In mancanza di una disciplina nazionale, il dibattito sorto all’indomani della legge di ratifica ha inoltre fatto emergere profili di incompatibilità del trust con i principi propri del nostro ordinamento, non solo sotto il profilo proprietario, quanto anche sotto quello rimediale.
In particolare, ciò che differenzia il trust.dagli altri vincoli di destinazione disciplinati dall’ordinamento interno (art. 2645 ter, negozio fiduciario, fondo patrimoniale, patrimoni destinati ex art. 2447 bis), è il fatto di garantire una segregazione dei beni vincolati sia rispetto al patrimonio personale del disponente (settlor), sia rispetto a quello dell’intestatario di tali beni (trustee). Sebbene i beni segregati siano posti sotto la gestione del trustee, essi confluiscono in un patrimonio a sé stante, che, di fatto, non appartiene né al patrimonio del disponente né al patrimonio dello stesso trustee che ne risulta intestatario. Ne discende la non aggredibilità dei beni costituiti in trust da parte dei creditori personali del trustee e, in particolare, l’insensibilità dei beni stessi dalle vicende personali di quest’ultimo, non concorrendo alla formazione della massa ereditaria in caso di morte dello stesso né rientrando nel regime patrimoniale della famiglia nel caso in cui il trustee contragga matrimonio.
Quanto destinato a formare il trust fund non è legittimamente utilizzabile per finalità divergenti rispetto a quelle predeterminate nell’atto istitutivo. Il vincolo segregativo impresso dal trust sui beni che lo compongono ha efficacia reale nei confronti dei terzi, con ciò differenziandosi notevolmente dal negozio fiduciario, tipico del nostro sistema di diritto che, sebbene dia luogo ad effetti segregativi dei beni oggetto dell’intestazione fiduciaria, non impedisce al fiduciario di disporre dei beni a lui intestati persino contro la volontà del fiduciante medesimo, fatto salvo, in tal caso, l’obbligo di risarcimento del danno. Viceversa, in caso di gestione inefficiente del patrimonio da parte del trustee, la tutela di cui godranno disponente e beneficiari avrà efficacia non meramente obbligatoria ma reipersecutoria e sarà altresì idonea a travolgere gli acquisti dei terzi dal trustee infedele, a determinate condizioni.

CONSEGNA A:
Nel testo sul trust, rispetto a quali patrimoni il trust garantisce la segregazione dei beni vincolati?
CONSEGNA B:
Trascrivi dal testo sul trust il passo che comincia con "In mancanza di" e prosegue fino a "sotto quello rimediale.".
CONSEGNA C:
Riprendi il testo sul trust dal punto in cui si interrompe e scrivine il seguito.

VOCI DEL DATASET:

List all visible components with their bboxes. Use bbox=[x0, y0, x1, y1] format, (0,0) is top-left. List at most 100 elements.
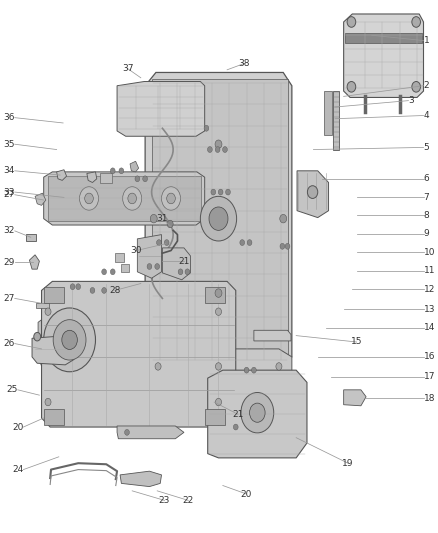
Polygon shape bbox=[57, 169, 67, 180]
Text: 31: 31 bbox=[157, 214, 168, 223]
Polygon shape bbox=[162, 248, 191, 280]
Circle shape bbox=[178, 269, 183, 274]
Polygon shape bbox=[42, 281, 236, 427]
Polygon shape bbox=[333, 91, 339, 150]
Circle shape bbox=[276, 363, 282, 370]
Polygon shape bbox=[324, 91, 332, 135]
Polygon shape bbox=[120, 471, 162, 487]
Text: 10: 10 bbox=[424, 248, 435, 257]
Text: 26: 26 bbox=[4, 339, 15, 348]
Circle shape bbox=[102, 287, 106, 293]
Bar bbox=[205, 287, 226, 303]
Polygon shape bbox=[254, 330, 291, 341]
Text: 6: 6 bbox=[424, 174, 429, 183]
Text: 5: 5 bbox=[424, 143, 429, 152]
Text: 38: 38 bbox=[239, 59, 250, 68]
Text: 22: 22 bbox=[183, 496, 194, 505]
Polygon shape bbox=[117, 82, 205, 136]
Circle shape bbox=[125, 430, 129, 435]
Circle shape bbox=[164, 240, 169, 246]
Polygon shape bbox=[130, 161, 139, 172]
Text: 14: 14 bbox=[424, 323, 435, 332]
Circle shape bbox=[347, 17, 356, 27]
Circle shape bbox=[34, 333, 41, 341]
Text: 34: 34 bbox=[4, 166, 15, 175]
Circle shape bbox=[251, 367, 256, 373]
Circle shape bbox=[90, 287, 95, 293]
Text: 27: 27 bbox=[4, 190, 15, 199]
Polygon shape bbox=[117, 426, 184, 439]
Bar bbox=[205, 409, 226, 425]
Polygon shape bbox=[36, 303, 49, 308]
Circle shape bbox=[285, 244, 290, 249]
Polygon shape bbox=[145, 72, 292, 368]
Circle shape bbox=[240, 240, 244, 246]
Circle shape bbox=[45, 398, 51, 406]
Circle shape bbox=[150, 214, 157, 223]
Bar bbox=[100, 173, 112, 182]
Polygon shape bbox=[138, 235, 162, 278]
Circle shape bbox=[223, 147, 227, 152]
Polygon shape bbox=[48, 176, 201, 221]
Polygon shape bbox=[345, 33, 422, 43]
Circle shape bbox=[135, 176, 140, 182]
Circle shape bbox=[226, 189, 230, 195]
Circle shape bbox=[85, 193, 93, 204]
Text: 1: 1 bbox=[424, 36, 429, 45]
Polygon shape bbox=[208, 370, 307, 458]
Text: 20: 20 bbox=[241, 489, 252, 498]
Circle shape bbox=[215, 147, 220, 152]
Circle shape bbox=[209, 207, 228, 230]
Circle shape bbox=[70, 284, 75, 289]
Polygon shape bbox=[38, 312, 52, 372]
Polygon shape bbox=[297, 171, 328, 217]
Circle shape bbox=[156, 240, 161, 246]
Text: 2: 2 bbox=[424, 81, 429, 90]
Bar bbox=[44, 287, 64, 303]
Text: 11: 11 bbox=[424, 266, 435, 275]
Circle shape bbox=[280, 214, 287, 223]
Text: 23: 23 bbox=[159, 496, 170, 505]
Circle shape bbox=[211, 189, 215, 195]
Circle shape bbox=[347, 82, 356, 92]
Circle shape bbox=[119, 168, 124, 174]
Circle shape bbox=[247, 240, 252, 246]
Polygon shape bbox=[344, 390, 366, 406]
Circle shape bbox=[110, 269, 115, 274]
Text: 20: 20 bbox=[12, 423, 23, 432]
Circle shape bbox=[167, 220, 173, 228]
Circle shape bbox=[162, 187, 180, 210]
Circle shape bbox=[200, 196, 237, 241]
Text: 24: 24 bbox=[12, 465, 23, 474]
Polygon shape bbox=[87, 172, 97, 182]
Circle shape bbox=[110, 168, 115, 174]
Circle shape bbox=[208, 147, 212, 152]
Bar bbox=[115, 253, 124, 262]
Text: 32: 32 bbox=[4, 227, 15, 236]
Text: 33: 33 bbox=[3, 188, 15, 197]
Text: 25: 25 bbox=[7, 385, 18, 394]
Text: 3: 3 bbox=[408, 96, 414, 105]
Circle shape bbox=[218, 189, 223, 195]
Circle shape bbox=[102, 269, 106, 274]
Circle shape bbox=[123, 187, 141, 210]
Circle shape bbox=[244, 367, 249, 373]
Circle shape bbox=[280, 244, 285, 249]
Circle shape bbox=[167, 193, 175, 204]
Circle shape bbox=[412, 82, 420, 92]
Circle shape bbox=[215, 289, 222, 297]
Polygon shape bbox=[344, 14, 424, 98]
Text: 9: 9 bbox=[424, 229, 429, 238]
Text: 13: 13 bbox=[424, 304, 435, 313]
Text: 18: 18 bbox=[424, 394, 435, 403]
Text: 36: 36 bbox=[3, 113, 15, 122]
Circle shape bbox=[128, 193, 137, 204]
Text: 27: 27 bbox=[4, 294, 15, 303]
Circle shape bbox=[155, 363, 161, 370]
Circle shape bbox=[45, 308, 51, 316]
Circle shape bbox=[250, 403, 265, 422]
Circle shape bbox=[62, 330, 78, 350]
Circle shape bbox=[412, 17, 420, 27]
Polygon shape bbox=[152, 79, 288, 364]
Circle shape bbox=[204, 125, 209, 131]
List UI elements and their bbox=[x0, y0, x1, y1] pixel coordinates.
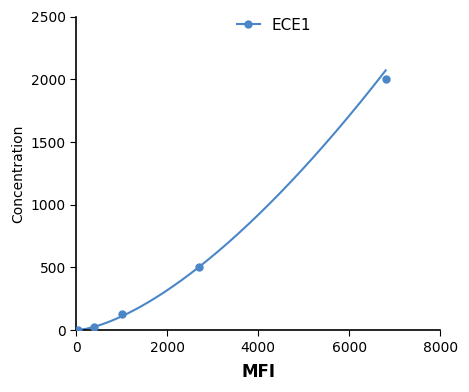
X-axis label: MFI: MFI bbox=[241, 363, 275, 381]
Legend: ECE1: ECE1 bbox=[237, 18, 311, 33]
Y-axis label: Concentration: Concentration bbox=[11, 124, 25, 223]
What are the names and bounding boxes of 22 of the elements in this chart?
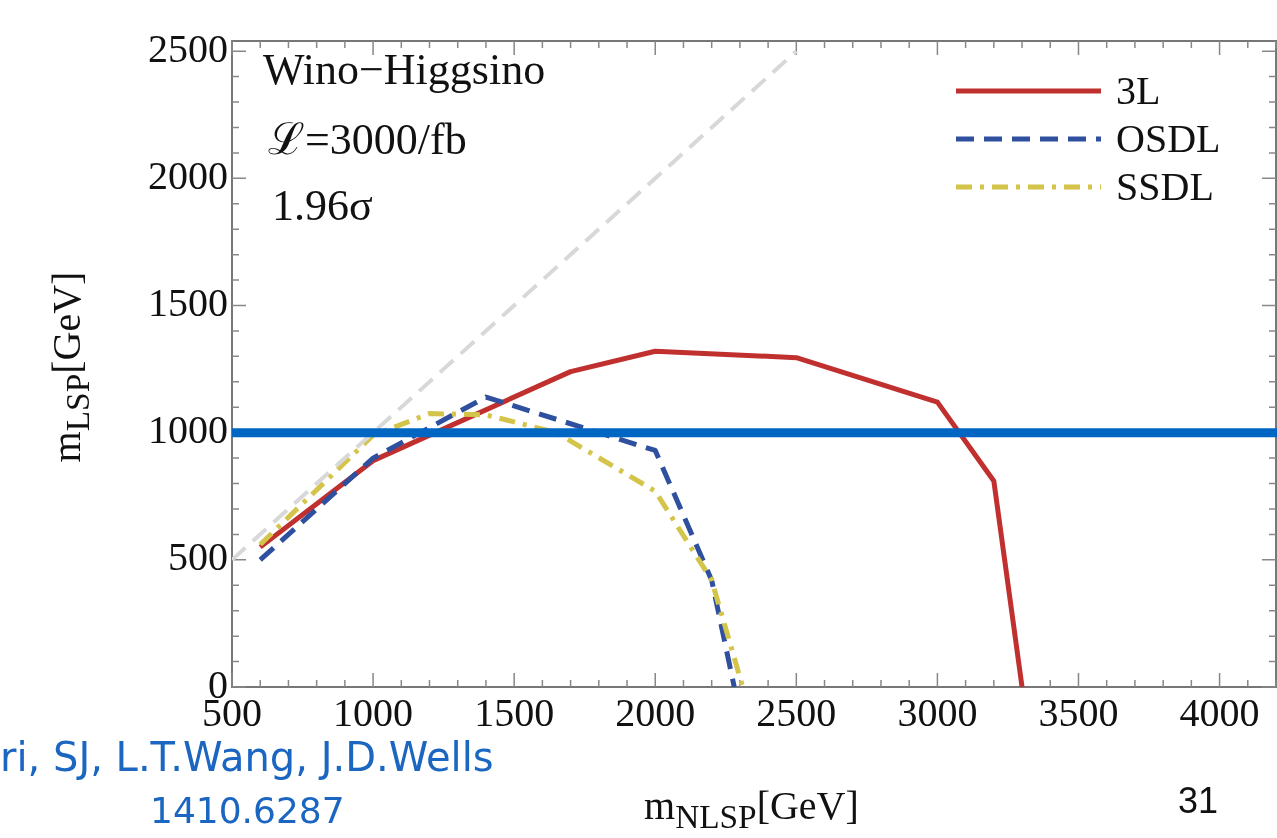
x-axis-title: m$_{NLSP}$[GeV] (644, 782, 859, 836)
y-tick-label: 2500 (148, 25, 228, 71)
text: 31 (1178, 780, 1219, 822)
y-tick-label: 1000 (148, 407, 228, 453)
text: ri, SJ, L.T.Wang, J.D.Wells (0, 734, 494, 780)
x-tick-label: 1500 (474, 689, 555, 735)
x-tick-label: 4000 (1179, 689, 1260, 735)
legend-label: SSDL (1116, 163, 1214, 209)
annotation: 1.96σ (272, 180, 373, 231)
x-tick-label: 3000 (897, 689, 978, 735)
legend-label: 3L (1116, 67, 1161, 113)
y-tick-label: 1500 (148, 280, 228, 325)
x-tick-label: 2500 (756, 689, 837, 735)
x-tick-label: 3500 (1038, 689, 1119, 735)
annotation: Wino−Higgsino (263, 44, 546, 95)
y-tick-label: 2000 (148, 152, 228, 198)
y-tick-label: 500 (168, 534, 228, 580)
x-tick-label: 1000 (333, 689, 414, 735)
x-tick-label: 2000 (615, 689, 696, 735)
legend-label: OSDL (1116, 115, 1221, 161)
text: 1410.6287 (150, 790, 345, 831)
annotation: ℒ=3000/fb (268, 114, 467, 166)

* * *

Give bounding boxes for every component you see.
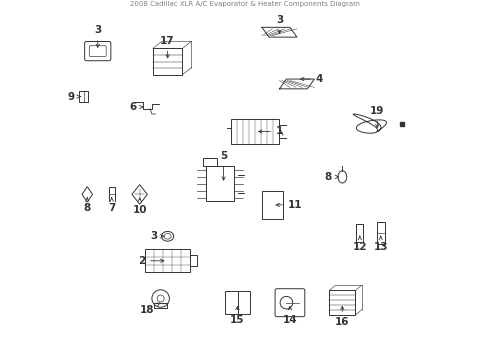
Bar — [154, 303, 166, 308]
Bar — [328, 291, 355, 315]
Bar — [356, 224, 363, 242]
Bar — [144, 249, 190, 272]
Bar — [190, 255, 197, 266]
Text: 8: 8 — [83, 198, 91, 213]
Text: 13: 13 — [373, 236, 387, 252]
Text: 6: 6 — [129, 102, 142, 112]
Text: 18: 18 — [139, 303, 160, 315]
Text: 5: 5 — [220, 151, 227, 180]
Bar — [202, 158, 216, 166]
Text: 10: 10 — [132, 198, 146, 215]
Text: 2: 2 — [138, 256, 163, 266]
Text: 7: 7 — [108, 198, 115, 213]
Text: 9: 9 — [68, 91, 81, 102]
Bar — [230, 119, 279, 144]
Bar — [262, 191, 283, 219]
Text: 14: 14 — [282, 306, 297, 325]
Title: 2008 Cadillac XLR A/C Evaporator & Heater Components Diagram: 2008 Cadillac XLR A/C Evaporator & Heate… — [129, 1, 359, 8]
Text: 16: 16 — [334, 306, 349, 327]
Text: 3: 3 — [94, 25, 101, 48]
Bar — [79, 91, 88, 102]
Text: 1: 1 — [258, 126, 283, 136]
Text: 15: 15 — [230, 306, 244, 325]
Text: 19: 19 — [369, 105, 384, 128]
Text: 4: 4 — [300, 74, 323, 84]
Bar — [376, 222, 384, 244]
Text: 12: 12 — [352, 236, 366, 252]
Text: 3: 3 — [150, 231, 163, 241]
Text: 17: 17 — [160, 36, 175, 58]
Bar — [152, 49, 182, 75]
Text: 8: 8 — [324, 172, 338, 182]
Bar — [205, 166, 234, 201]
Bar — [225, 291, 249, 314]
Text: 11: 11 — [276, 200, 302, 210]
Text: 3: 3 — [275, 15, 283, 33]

==

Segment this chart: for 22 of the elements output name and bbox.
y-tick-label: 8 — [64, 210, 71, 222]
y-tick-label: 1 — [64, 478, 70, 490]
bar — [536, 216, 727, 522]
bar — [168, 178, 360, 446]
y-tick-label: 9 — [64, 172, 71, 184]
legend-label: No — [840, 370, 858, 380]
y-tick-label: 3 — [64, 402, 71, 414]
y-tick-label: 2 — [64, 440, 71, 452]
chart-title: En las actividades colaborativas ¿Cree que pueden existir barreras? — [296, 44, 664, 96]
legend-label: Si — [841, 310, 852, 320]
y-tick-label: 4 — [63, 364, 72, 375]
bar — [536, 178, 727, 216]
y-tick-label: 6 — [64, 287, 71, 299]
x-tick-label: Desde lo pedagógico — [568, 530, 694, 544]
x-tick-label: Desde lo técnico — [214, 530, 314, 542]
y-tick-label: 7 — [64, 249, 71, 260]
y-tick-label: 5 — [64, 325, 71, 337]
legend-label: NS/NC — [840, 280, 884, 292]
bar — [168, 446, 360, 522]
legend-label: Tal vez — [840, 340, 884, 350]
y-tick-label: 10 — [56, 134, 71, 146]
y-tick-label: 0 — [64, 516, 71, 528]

SVOLGIMENTO A:
Rispetto al patrimonio personale del disponente (settlor) e a quello dell'intestatario dei beni (trustee).

SVOLGIMENTO B:
In mancanza di una disciplina nazionale, il dibattito sorto all’indomani della legge di ratifica ha inoltre fatto emergere profili di incompatibilità del trust con i principi propri del nostro ordinamento, non solo sotto il profilo proprietario, quanto anche sotto quello rimediale.

SVOLGIMENTO C:
Tra i molteplici utilizzi del trust, la prassi operativa recente ha registrato uno sviluppo considerevole di tale strumento nell’ambito della crisi d’impresa, utilizzato principalmente quale veicolo per segregare l’intera azienda o suoi singoli rami al fine di prevenire il fallimento o l’ammissione ad una delle procedure concorsuali o quale forma di garanzia per i creditori o, infine, per accelerare le operazioni di liquidazione del patrimonio in favore del ceto creditorio.
Il problema sollevato da simili ipotesi riguarda essenzialmente il rapporto tra le norme a tutela dei creditori nell’ambito della crisi di impresa e la funzione propria del trust.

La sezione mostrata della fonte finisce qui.